-------- Source records

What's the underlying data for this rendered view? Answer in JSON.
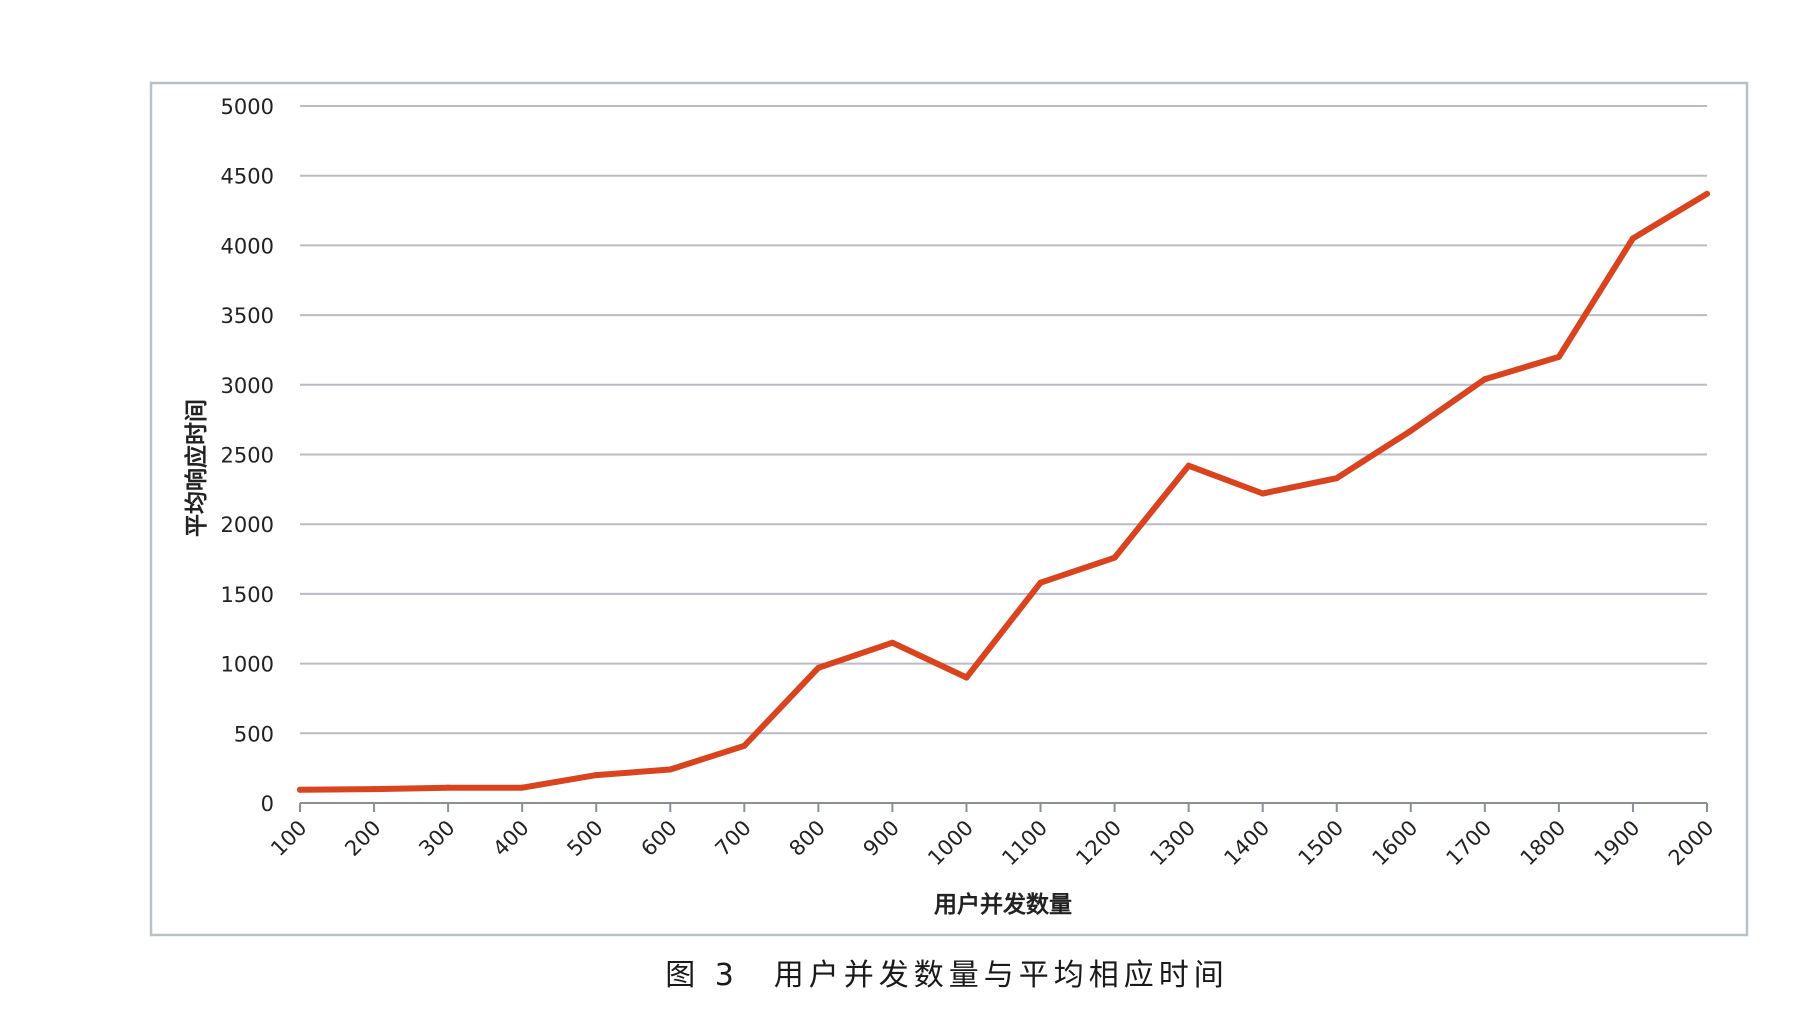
{
  "caption": "图 3　用户并发数量与平均相应时间",
  "chart_data": {
    "type": "line",
    "xlabel": "用户并发数量",
    "ylabel": "平均响应时间",
    "categories": [
      "100",
      "200",
      "300",
      "400",
      "500",
      "600",
      "700",
      "800",
      "900",
      "1000",
      "1100",
      "1200",
      "1300",
      "1400",
      "1500",
      "1600",
      "1700",
      "1800",
      "1900",
      "2000"
    ],
    "y_ticks": [
      "0",
      "500",
      "1000",
      "1500",
      "2000",
      "2500",
      "3000",
      "3500",
      "4000",
      "4500",
      "5000"
    ],
    "ylim": [
      0,
      5000
    ],
    "grid": true,
    "series": [
      {
        "values": [
          95,
          100,
          110,
          110,
          200,
          240,
          410,
          970,
          1150,
          900,
          1580,
          1760,
          2420,
          2220,
          2330,
          2670,
          3040,
          3200,
          4050,
          4370
        ],
        "color": "#d9431e"
      }
    ],
    "colors": {
      "line": "#d9431e",
      "grid": "#b8bcc6",
      "frame": "#b8c0cc",
      "axis": "#8a8f99"
    }
  }
}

----------------

Task details: Extract all the data above exactly, excluding every picture.

Solution below:
What's the underlying data for this rendered view? Answer in JSON.
{
  "caption": "图 3　用户并发数量与平均相应时间",
  "chart_data": {
    "type": "line",
    "xlabel": "用户并发数量",
    "ylabel": "平均响应时间",
    "categories": [
      "100",
      "200",
      "300",
      "400",
      "500",
      "600",
      "700",
      "800",
      "900",
      "1000",
      "1100",
      "1200",
      "1300",
      "1400",
      "1500",
      "1600",
      "1700",
      "1800",
      "1900",
      "2000"
    ],
    "y_ticks": [
      "0",
      "500",
      "1000",
      "1500",
      "2000",
      "2500",
      "3000",
      "3500",
      "4000",
      "4500",
      "5000"
    ],
    "ylim": [
      0,
      5000
    ],
    "grid": true,
    "series": [
      {
        "values": [
          95,
          100,
          110,
          110,
          200,
          240,
          410,
          970,
          1150,
          900,
          1580,
          1760,
          2420,
          2220,
          2330,
          2670,
          3040,
          3200,
          4050,
          4370
        ],
        "color": "#d9431e"
      }
    ],
    "colors": {
      "line": "#d9431e",
      "grid": "#b8bcc6",
      "frame": "#b8c0cc",
      "axis": "#8a8f99"
    }
  }
}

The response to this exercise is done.